----- SUPPLIED RECORDS

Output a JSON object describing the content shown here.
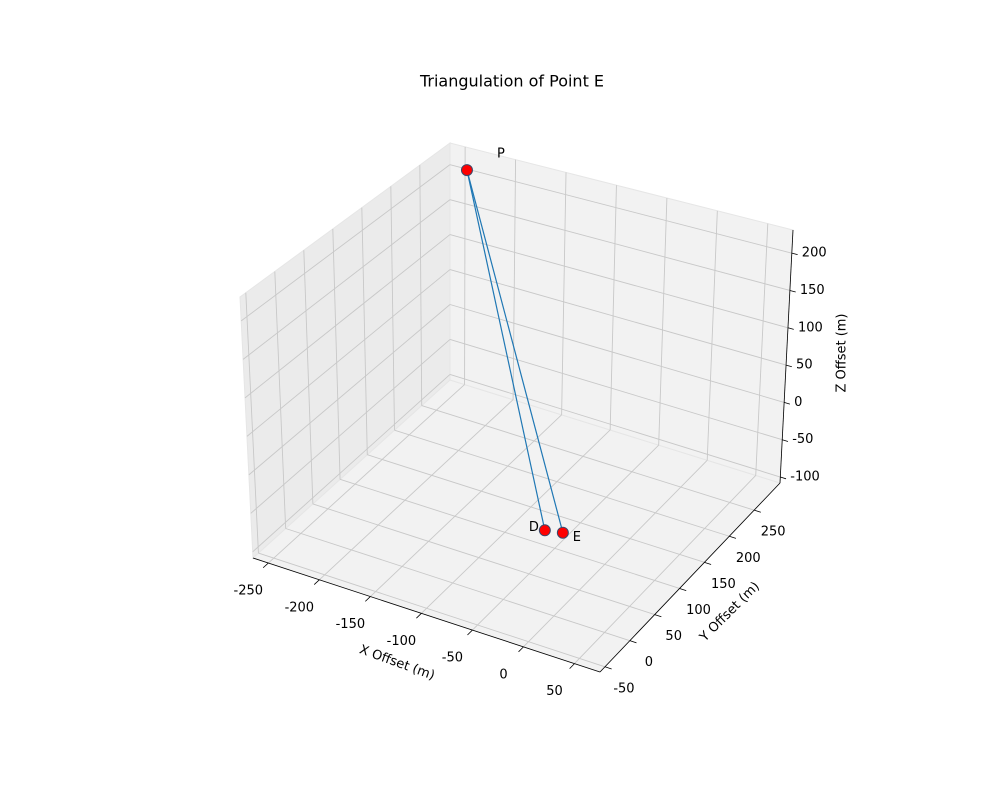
{
  "chart_data": {
    "type": "scatter3d",
    "title": "Triangulation of Point E",
    "x_label": "X Offset (m)",
    "y_label": "Y Offset (m)",
    "z_label": "Z Offset (m)",
    "labels": [
      "P",
      "D",
      "E"
    ],
    "x": [
      -230,
      -10,
      5
    ],
    "y": [
      270,
      0,
      5
    ],
    "z": [
      225,
      0,
      0
    ],
    "color": "#ff0000",
    "line_color": "#1f77b4",
    "xlim": [
      -265,
      75
    ],
    "ylim": [
      -60,
      302
    ],
    "zlim": [
      -108,
      231
    ],
    "xticks": [
      -250,
      -200,
      -150,
      -100,
      -50,
      0,
      50
    ],
    "yticks": [
      -50,
      0,
      50,
      100,
      150,
      200,
      250
    ],
    "zticks": [
      -100,
      -50,
      0,
      50,
      100,
      150,
      200
    ],
    "grid": true
  }
}
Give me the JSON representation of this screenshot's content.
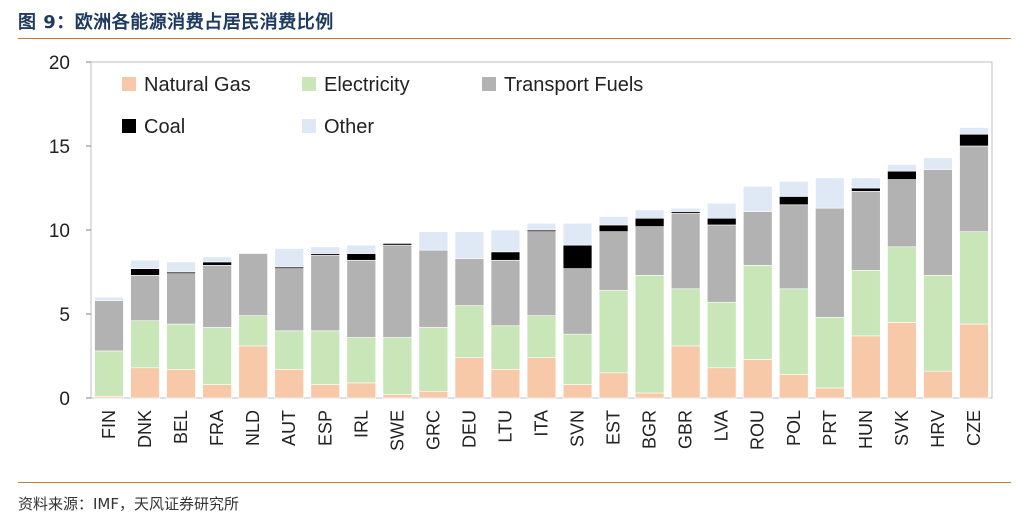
{
  "title": "图 9：欧洲各能源消费占居民消费比例",
  "source": "资料来源：IMF，天风证券研究所",
  "chart_data": {
    "type": "bar",
    "stacked": true,
    "categories": [
      "FIN",
      "DNK",
      "BEL",
      "FRA",
      "NLD",
      "AUT",
      "ESP",
      "IRL",
      "SWE",
      "GRC",
      "DEU",
      "LTU",
      "ITA",
      "SVN",
      "EST",
      "BGR",
      "GBR",
      "LVA",
      "ROU",
      "POL",
      "PRT",
      "HUN",
      "SVK",
      "HRV",
      "CZE"
    ],
    "series": [
      {
        "name": "Natural Gas",
        "color": "#f8c9a8",
        "values": [
          0.1,
          1.8,
          1.7,
          0.8,
          3.1,
          1.7,
          0.8,
          0.9,
          0.2,
          0.4,
          2.4,
          1.7,
          2.4,
          0.8,
          1.5,
          0.3,
          3.1,
          1.8,
          2.3,
          1.4,
          0.6,
          3.7,
          4.5,
          1.6,
          4.4
        ]
      },
      {
        "name": "Electricity",
        "color": "#c8e6b8",
        "values": [
          2.7,
          2.8,
          2.7,
          3.4,
          1.8,
          2.3,
          3.2,
          2.7,
          3.4,
          3.8,
          3.1,
          2.6,
          2.5,
          3.0,
          4.9,
          7.0,
          3.4,
          3.9,
          5.6,
          5.1,
          4.2,
          3.9,
          4.5,
          5.7,
          5.5
        ]
      },
      {
        "name": "Transport Fuels",
        "color": "#b2b2b2",
        "values": [
          3.0,
          2.7,
          3.0,
          3.7,
          3.7,
          3.7,
          4.5,
          4.6,
          5.5,
          4.6,
          2.8,
          3.9,
          5.0,
          3.9,
          3.5,
          2.9,
          4.5,
          4.6,
          3.2,
          5.0,
          6.5,
          4.7,
          4.0,
          6.3,
          5.1
        ]
      },
      {
        "name": "Coal",
        "color": "#000000",
        "values": [
          0.0,
          0.4,
          0.1,
          0.2,
          0.0,
          0.1,
          0.1,
          0.4,
          0.1,
          0.0,
          0.0,
          0.5,
          0.1,
          1.4,
          0.4,
          0.5,
          0.1,
          0.4,
          0.0,
          0.5,
          0.0,
          0.2,
          0.5,
          0.0,
          0.7
        ]
      },
      {
        "name": "Other",
        "color": "#dfe9f5",
        "values": [
          0.2,
          0.5,
          0.6,
          0.3,
          0.0,
          1.1,
          0.4,
          0.5,
          0.0,
          1.1,
          1.6,
          1.3,
          0.4,
          1.3,
          0.5,
          0.5,
          0.2,
          0.9,
          1.5,
          0.9,
          1.8,
          0.6,
          0.4,
          0.7,
          0.4
        ]
      }
    ],
    "ylim": [
      0,
      20
    ],
    "yticks": [
      0,
      5,
      10,
      15,
      20
    ],
    "legend_position": "top-left inside",
    "xlabel": "",
    "ylabel": ""
  }
}
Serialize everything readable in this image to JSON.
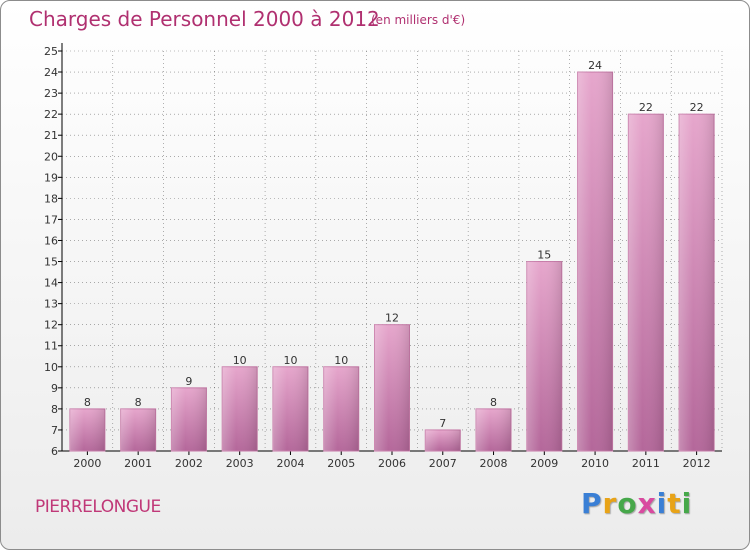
{
  "title": "Charges de Personnel 2000 à 2012",
  "subtitle": "(en milliers d'€)",
  "commune": "PIERRELONGUE",
  "logo": {
    "letters": [
      "P",
      "r",
      "o",
      "x",
      "i",
      "t",
      "i"
    ],
    "colors": [
      "#3a7fd5",
      "#e8a317",
      "#46a84a",
      "#d94aa0",
      "#3a7fd5",
      "#e8a317",
      "#46a84a"
    ]
  },
  "colors": {
    "bar": "#d98cb8",
    "title": "#b03070",
    "grid": "#000000"
  },
  "chart_data": {
    "type": "bar",
    "categories": [
      "2000",
      "2001",
      "2002",
      "2003",
      "2004",
      "2005",
      "2006",
      "2007",
      "2008",
      "2009",
      "2010",
      "2011",
      "2012"
    ],
    "values": [
      8,
      8,
      9,
      10,
      10,
      10,
      12,
      7,
      8,
      15,
      24,
      22,
      22
    ],
    "ylim": [
      6,
      25
    ],
    "yticks": [
      6,
      7,
      8,
      9,
      10,
      11,
      12,
      13,
      14,
      15,
      16,
      17,
      18,
      19,
      20,
      21,
      22,
      23,
      24,
      25
    ],
    "grid": true
  }
}
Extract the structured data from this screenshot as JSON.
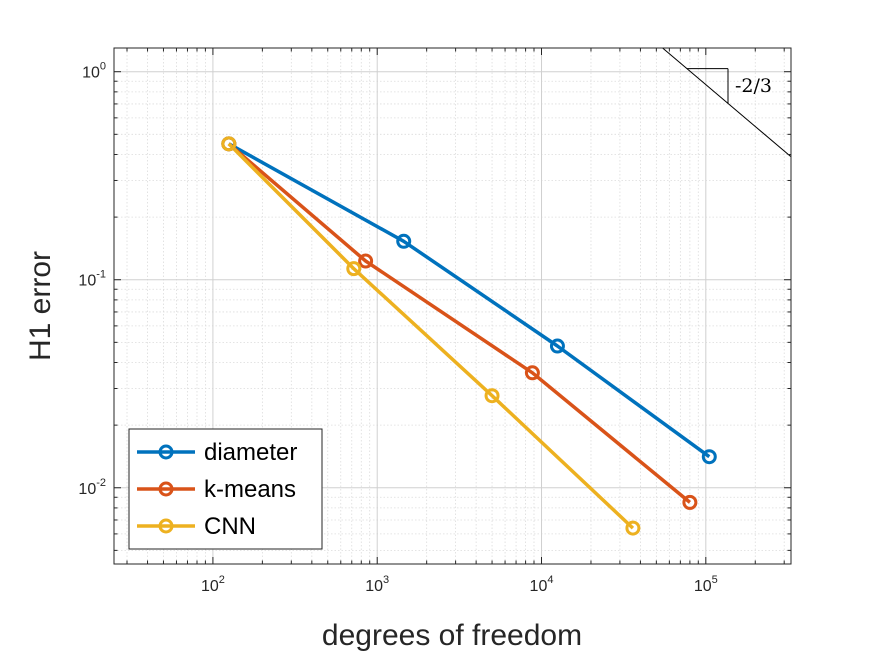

----------

* WHAT YOU NEED TO DO
Set the entries down again exactly. Do not include the images.

* WRITTEN SOLUTION
Output a JSON object describing the content shown here.
{
  "chart_data": {
    "type": "scatter3d",
    "title": "Triangulation of Point E",
    "x_label": "X Offset (m)",
    "y_label": "Y Offset (m)",
    "z_label": "Z Offset (m)",
    "labels": [
      "P",
      "D",
      "E"
    ],
    "x": [
      -230,
      -10,
      5
    ],
    "y": [
      270,
      0,
      5
    ],
    "z": [
      225,
      0,
      0
    ],
    "color": "#ff0000",
    "line_color": "#1f77b4",
    "xlim": [
      -265,
      75
    ],
    "ylim": [
      -60,
      302
    ],
    "zlim": [
      -108,
      231
    ],
    "xticks": [
      -250,
      -200,
      -150,
      -100,
      -50,
      0,
      50
    ],
    "yticks": [
      -50,
      0,
      50,
      100,
      150,
      200,
      250
    ],
    "zticks": [
      -100,
      -50,
      0,
      50,
      100,
      150,
      200
    ],
    "grid": true
  }
}
Give me the JSON representation of this screenshot's content.
{
  "title": "图 9：欧洲各能源消费占居民消费比例",
  "source": "资料来源：IMF，天风证券研究所",
  "chart_data": {
    "type": "bar",
    "stacked": true,
    "categories": [
      "FIN",
      "DNK",
      "BEL",
      "FRA",
      "NLD",
      "AUT",
      "ESP",
      "IRL",
      "SWE",
      "GRC",
      "DEU",
      "LTU",
      "ITA",
      "SVN",
      "EST",
      "BGR",
      "GBR",
      "LVA",
      "ROU",
      "POL",
      "PRT",
      "HUN",
      "SVK",
      "HRV",
      "CZE"
    ],
    "series": [
      {
        "name": "Natural Gas",
        "color": "#f8c9a8",
        "values": [
          0.1,
          1.8,
          1.7,
          0.8,
          3.1,
          1.7,
          0.8,
          0.9,
          0.2,
          0.4,
          2.4,
          1.7,
          2.4,
          0.8,
          1.5,
          0.3,
          3.1,
          1.8,
          2.3,
          1.4,
          0.6,
          3.7,
          4.5,
          1.6,
          4.4
        ]
      },
      {
        "name": "Electricity",
        "color": "#c8e6b8",
        "values": [
          2.7,
          2.8,
          2.7,
          3.4,
          1.8,
          2.3,
          3.2,
          2.7,
          3.4,
          3.8,
          3.1,
          2.6,
          2.5,
          3.0,
          4.9,
          7.0,
          3.4,
          3.9,
          5.6,
          5.1,
          4.2,
          3.9,
          4.5,
          5.7,
          5.5
        ]
      },
      {
        "name": "Transport Fuels",
        "color": "#b2b2b2",
        "values": [
          3.0,
          2.7,
          3.0,
          3.7,
          3.7,
          3.7,
          4.5,
          4.6,
          5.5,
          4.6,
          2.8,
          3.9,
          5.0,
          3.9,
          3.5,
          2.9,
          4.5,
          4.6,
          3.2,
          5.0,
          6.5,
          4.7,
          4.0,
          6.3,
          5.1
        ]
      },
      {
        "name": "Coal",
        "color": "#000000",
        "values": [
          0.0,
          0.4,
          0.1,
          0.2,
          0.0,
          0.1,
          0.1,
          0.4,
          0.1,
          0.0,
          0.0,
          0.5,
          0.1,
          1.4,
          0.4,
          0.5,
          0.1,
          0.4,
          0.0,
          0.5,
          0.0,
          0.2,
          0.5,
          0.0,
          0.7
        ]
      },
      {
        "name": "Other",
        "color": "#dfe9f5",
        "values": [
          0.2,
          0.5,
          0.6,
          0.3,
          0.0,
          1.1,
          0.4,
          0.5,
          0.0,
          1.1,
          1.6,
          1.3,
          0.4,
          1.3,
          0.5,
          0.5,
          0.2,
          0.9,
          1.5,
          0.9,
          1.8,
          0.6,
          0.4,
          0.7,
          0.4
        ]
      }
    ],
    "ylim": [
      0,
      20
    ],
    "yticks": [
      0,
      5,
      10,
      15,
      20
    ],
    "legend_position": "top-left inside",
    "xlabel": "",
    "ylabel": ""
  }
}
Serialize everything readable in this image to JSON.
{
  "title": "Charges de Personnel 2000 à 2012",
  "subtitle": "(en milliers d'€)",
  "commune": "PIERRELONGUE",
  "logo": {
    "letters": [
      "P",
      "r",
      "o",
      "x",
      "i",
      "t",
      "i"
    ],
    "colors": [
      "#3a7fd5",
      "#e8a317",
      "#46a84a",
      "#d94aa0",
      "#3a7fd5",
      "#e8a317",
      "#46a84a"
    ]
  },
  "colors": {
    "bar": "#d98cb8",
    "title": "#b03070",
    "grid": "#000000"
  },
  "chart_data": {
    "type": "bar",
    "categories": [
      "2000",
      "2001",
      "2002",
      "2003",
      "2004",
      "2005",
      "2006",
      "2007",
      "2008",
      "2009",
      "2010",
      "2011",
      "2012"
    ],
    "values": [
      8,
      8,
      9,
      10,
      10,
      10,
      12,
      7,
      8,
      15,
      24,
      22,
      22
    ],
    "ylim": [
      6,
      25
    ],
    "yticks": [
      6,
      7,
      8,
      9,
      10,
      11,
      12,
      13,
      14,
      15,
      16,
      17,
      18,
      19,
      20,
      21,
      22,
      23,
      24,
      25
    ],
    "grid": true
  }
}
Extract the structured data from this screenshot as JSON.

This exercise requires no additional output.